[Dataset records]
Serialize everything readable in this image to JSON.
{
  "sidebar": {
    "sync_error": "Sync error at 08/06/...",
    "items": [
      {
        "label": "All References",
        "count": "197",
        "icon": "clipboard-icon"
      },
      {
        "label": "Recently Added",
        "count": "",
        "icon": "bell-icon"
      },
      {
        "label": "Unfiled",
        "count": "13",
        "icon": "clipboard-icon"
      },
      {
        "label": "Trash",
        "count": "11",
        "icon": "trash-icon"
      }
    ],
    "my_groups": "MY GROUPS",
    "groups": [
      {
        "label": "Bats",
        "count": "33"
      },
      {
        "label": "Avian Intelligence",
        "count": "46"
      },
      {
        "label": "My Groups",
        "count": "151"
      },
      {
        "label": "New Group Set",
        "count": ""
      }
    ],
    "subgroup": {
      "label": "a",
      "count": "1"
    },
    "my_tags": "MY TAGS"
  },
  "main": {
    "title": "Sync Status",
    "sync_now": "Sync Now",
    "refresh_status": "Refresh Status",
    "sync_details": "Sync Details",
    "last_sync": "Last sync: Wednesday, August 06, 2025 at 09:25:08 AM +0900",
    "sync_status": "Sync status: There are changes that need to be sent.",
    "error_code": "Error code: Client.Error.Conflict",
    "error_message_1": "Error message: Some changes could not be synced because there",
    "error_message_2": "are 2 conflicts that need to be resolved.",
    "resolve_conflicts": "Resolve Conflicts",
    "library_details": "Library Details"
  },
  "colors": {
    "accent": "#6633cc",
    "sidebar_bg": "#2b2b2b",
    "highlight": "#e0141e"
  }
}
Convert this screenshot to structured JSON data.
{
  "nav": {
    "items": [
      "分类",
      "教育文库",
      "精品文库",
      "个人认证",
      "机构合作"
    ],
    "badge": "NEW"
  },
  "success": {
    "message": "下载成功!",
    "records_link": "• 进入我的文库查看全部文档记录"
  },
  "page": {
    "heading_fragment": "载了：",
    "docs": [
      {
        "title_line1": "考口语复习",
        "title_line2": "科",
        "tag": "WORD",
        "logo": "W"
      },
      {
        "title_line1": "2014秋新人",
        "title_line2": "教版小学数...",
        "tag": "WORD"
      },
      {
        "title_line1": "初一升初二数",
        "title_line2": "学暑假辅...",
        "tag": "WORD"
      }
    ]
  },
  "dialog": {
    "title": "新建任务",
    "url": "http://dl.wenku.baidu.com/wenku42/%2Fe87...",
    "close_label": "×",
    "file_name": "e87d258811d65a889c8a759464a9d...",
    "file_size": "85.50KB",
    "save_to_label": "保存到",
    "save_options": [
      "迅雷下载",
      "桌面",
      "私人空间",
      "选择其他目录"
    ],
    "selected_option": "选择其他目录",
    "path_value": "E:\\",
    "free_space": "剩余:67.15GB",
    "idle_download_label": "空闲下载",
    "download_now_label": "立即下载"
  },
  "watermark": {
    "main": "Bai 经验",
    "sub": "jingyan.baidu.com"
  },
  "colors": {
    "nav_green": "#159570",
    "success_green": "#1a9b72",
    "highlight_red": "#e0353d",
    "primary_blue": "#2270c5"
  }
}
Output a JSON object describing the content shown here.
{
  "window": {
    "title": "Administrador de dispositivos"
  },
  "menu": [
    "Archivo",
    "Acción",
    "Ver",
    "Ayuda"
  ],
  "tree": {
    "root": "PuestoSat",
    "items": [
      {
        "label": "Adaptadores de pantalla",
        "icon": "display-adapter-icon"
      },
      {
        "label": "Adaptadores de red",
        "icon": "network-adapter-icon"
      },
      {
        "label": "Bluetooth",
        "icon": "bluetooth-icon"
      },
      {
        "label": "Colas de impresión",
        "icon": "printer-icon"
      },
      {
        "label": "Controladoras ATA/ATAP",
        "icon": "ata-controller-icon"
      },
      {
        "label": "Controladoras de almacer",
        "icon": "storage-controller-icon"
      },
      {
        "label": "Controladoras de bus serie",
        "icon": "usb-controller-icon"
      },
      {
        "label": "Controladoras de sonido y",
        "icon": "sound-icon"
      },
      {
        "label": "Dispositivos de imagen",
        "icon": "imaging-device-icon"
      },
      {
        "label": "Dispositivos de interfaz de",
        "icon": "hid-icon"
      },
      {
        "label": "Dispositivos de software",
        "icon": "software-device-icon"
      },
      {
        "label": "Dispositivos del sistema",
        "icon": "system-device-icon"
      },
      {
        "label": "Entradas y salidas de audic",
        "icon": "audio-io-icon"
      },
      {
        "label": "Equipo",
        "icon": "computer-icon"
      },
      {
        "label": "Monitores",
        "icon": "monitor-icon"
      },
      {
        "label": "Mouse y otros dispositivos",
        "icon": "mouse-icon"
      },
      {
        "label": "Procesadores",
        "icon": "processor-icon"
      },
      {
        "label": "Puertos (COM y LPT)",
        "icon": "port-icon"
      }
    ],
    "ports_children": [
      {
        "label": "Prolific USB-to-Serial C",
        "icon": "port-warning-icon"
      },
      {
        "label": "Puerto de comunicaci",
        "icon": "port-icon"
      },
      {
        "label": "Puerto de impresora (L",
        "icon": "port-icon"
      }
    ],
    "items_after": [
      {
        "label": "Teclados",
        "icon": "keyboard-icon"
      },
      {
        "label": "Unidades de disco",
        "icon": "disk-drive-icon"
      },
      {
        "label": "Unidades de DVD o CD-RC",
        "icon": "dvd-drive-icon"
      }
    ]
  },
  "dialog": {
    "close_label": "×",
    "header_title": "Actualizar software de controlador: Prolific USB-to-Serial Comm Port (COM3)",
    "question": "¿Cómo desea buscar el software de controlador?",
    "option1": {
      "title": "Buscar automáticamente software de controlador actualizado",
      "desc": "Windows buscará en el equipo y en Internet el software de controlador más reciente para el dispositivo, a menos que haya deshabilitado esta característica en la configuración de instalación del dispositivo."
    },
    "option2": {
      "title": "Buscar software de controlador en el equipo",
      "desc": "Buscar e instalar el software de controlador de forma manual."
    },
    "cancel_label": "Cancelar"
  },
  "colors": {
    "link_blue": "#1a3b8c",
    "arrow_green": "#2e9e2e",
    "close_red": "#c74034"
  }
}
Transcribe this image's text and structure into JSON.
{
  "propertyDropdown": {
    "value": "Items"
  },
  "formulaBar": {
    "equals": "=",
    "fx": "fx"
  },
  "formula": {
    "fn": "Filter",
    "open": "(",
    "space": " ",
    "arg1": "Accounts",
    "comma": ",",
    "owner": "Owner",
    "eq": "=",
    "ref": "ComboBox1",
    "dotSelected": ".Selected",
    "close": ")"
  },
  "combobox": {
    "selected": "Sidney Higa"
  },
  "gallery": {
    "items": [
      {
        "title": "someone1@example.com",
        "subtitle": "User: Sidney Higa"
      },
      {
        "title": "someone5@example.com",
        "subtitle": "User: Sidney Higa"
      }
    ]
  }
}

• [WRITTEN REQUEST]:
Reproduce each record exactly as it appears.

• [SOLUTION]:
Serialize everything readable in this image to JSON.
{
  "sidebar": {
    "sync_error": "Sync error at 08/06/...",
    "items": [
      {
        "label": "All References",
        "count": "197",
        "icon": "clipboard-icon"
      },
      {
        "label": "Recently Added",
        "count": "",
        "icon": "bell-icon"
      },
      {
        "label": "Unfiled",
        "count": "13",
        "icon": "clipboard-icon"
      },
      {
        "label": "Trash",
        "count": "11",
        "icon": "trash-icon"
      }
    ],
    "my_groups": "MY GROUPS",
    "groups": [
      {
        "label": "Bats",
        "count": "33"
      },
      {
        "label": "Avian Intelligence",
        "count": "46"
      },
      {
        "label": "My Groups",
        "count": "151"
      },
      {
        "label": "New Group Set",
        "count": ""
      }
    ],
    "subgroup": {
      "label": "a",
      "count": "1"
    },
    "my_tags": "MY TAGS"
  },
  "main": {
    "title": "Sync Status",
    "sync_now": "Sync Now",
    "refresh_status": "Refresh Status",
    "sync_details": "Sync Details",
    "last_sync": "Last sync: Wednesday, August 06, 2025 at 09:25:08 AM +0900",
    "sync_status": "Sync status: There are changes that need to be sent.",
    "error_code": "Error code: Client.Error.Conflict",
    "error_message_1": "Error message: Some changes could not be synced because there",
    "error_message_2": "are 2 conflicts that need to be resolved.",
    "resolve_conflicts": "Resolve Conflicts",
    "library_details": "Library Details"
  },
  "colors": {
    "accent": "#6633cc",
    "sidebar_bg": "#2b2b2b",
    "highlight": "#e0141e"
  }
}
Convert this screenshot to structured JSON data.
{
  "nav": {
    "items": [
      "分类",
      "教育文库",
      "精品文库",
      "个人认证",
      "机构合作"
    ],
    "badge": "NEW"
  },
  "success": {
    "message": "下载成功!",
    "records_link": "• 进入我的文库查看全部文档记录"
  },
  "page": {
    "heading_fragment": "载了：",
    "docs": [
      {
        "title_line1": "考口语复习",
        "title_line2": "科",
        "tag": "WORD",
        "logo": "W"
      },
      {
        "title_line1": "2014秋新人",
        "title_line2": "教版小学数...",
        "tag": "WORD"
      },
      {
        "title_line1": "初一升初二数",
        "title_line2": "学暑假辅...",
        "tag": "WORD"
      }
    ]
  },
  "dialog": {
    "title": "新建任务",
    "url": "http://dl.wenku.baidu.com/wenku42/%2Fe87...",
    "close_label": "×",
    "file_name": "e87d258811d65a889c8a759464a9d...",
    "file_size": "85.50KB",
    "save_to_label": "保存到",
    "save_options": [
      "迅雷下载",
      "桌面",
      "私人空间",
      "选择其他目录"
    ],
    "selected_option": "选择其他目录",
    "path_value": "E:\\",
    "free_space": "剩余:67.15GB",
    "idle_download_label": "空闲下载",
    "download_now_label": "立即下载"
  },
  "watermark": {
    "main": "Bai 经验",
    "sub": "jingyan.baidu.com"
  },
  "colors": {
    "nav_green": "#159570",
    "success_green": "#1a9b72",
    "highlight_red": "#e0353d",
    "primary_blue": "#2270c5"
  }
}
Output a JSON object describing the content shown here.
{
  "window": {
    "title": "Administrador de dispositivos"
  },
  "menu": [
    "Archivo",
    "Acción",
    "Ver",
    "Ayuda"
  ],
  "tree": {
    "root": "PuestoSat",
    "items": [
      {
        "label": "Adaptadores de pantalla",
        "icon": "display-adapter-icon"
      },
      {
        "label": "Adaptadores de red",
        "icon": "network-adapter-icon"
      },
      {
        "label": "Bluetooth",
        "icon": "bluetooth-icon"
      },
      {
        "label": "Colas de impresión",
        "icon": "printer-icon"
      },
      {
        "label": "Controladoras ATA/ATAP",
        "icon": "ata-controller-icon"
      },
      {
        "label": "Controladoras de almacer",
        "icon": "storage-controller-icon"
      },
      {
        "label": "Controladoras de bus serie",
        "icon": "usb-controller-icon"
      },
      {
        "label": "Controladoras de sonido y",
        "icon": "sound-icon"
      },
      {
        "label": "Dispositivos de imagen",
        "icon": "imaging-device-icon"
      },
      {
        "label": "Dispositivos de interfaz de",
        "icon": "hid-icon"
      },
      {
        "label": "Dispositivos de software",
        "icon": "software-device-icon"
      },
      {
        "label": "Dispositivos del sistema",
        "icon": "system-device-icon"
      },
      {
        "label": "Entradas y salidas de audic",
        "icon": "audio-io-icon"
      },
      {
        "label": "Equipo",
        "icon": "computer-icon"
      },
      {
        "label": "Monitores",
        "icon": "monitor-icon"
      },
      {
        "label": "Mouse y otros dispositivos",
        "icon": "mouse-icon"
      },
      {
        "label": "Procesadores",
        "icon": "processor-icon"
      },
      {
        "label": "Puertos (COM y LPT)",
        "icon": "port-icon"
      }
    ],
    "ports_children": [
      {
        "label": "Prolific USB-to-Serial C",
        "icon": "port-warning-icon"
      },
      {
        "label": "Puerto de comunicaci",
        "icon": "port-icon"
      },
      {
        "label": "Puerto de impresora (L",
        "icon": "port-icon"
      }
    ],
    "items_after": [
      {
        "label": "Teclados",
        "icon": "keyboard-icon"
      },
      {
        "label": "Unidades de disco",
        "icon": "disk-drive-icon"
      },
      {
        "label": "Unidades de DVD o CD-RC",
        "icon": "dvd-drive-icon"
      }
    ]
  },
  "dialog": {
    "close_label": "×",
    "header_title": "Actualizar software de controlador: Prolific USB-to-Serial Comm Port (COM3)",
    "question": "¿Cómo desea buscar el software de controlador?",
    "option1": {
      "title": "Buscar automáticamente software de controlador actualizado",
      "desc": "Windows buscará en el equipo y en Internet el software de controlador más reciente para el dispositivo, a menos que haya deshabilitado esta característica en la configuración de instalación del dispositivo."
    },
    "option2": {
      "title": "Buscar software de controlador en el equipo",
      "desc": "Buscar e instalar el software de controlador de forma manual."
    },
    "cancel_label": "Cancelar"
  },
  "colors": {
    "link_blue": "#1a3b8c",
    "arrow_green": "#2e9e2e",
    "close_red": "#c74034"
  }
}
Transcribe this image's text and structure into JSON.
{
  "propertyDropdown": {
    "value": "Items"
  },
  "formulaBar": {
    "equals": "=",
    "fx": "fx"
  },
  "formula": {
    "fn": "Filter",
    "open": "(",
    "space": " ",
    "arg1": "Accounts",
    "comma": ",",
    "owner": "Owner",
    "eq": "=",
    "ref": "ComboBox1",
    "dotSelected": ".Selected",
    "close": ")"
  },
  "combobox": {
    "selected": "Sidney Higa"
  },
  "gallery": {
    "items": [
      {
        "title": "someone1@example.com",
        "subtitle": "User: Sidney Higa"
      },
      {
        "title": "someone5@example.com",
        "subtitle": "User: Sidney Higa"
      }
    ]
  }
}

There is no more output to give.